_Problem details_
Repeat all the material exactly; pictures stay out of your copy.
====== Source records
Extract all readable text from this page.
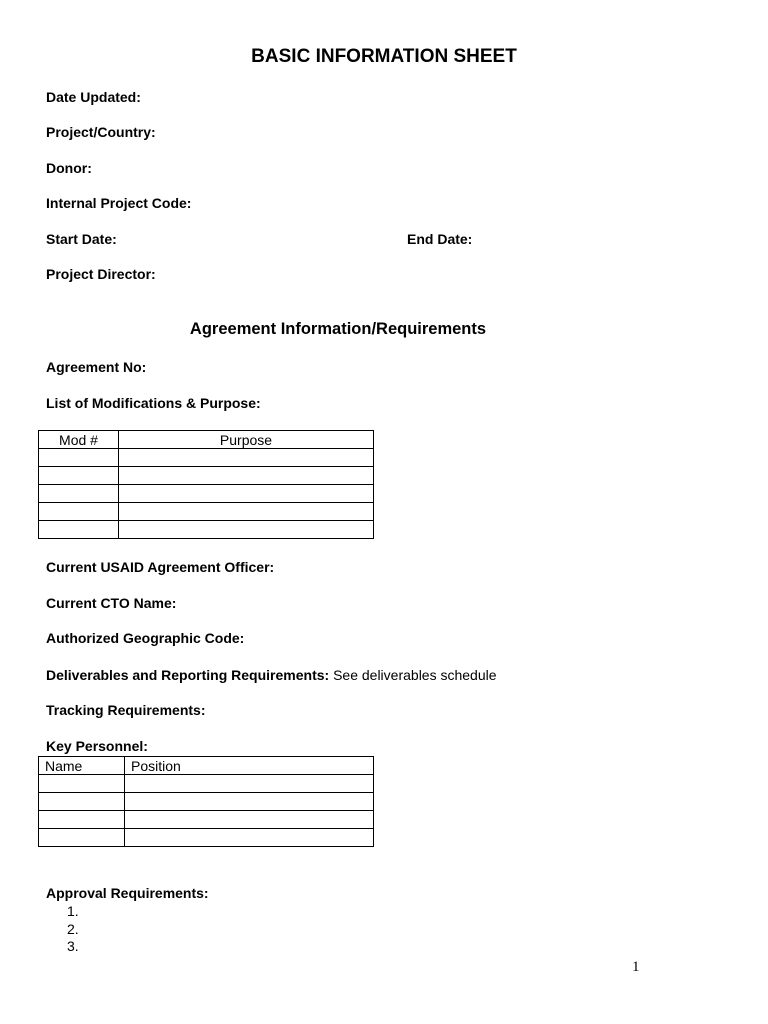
BASIC INFORMATION SHEET
Date Updated:
Project/Country:
Donor:
Internal Project Code:
Start Date:	End Date:
Project Director:
Agreement Information/Requirements
Agreement No:
List of Modifications & Purpose:
Mod #	Purpose

Current USAID Agreement Officer:
Current CTO Name:
Authorized Geographic Code:
Deliverables and Reporting Requirements: See deliverables schedule
Tracking Requirements:
Key Personnel:
Name	Position

Approval Requirements:
1.
2.
3.
1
============
_Solution for this task_
Extract all readable text from this page.
BASIC INFORMATION SHEET
Date Updated:
Project/Country:
Donor:
Internal Project Code:
Start Date:	End Date:
Project Director:
Agreement Information/Requirements
Agreement No:
List of Modifications & Purpose:
Mod #	Purpose

Current USAID Agreement Officer:
Current CTO Name:
Authorized Geographic Code:
Deliverables and Reporting Requirements: See deliverables schedule
Tracking Requirements:
Key Personnel:
Name	Position

Approval Requirements:
1.
2.
3.
1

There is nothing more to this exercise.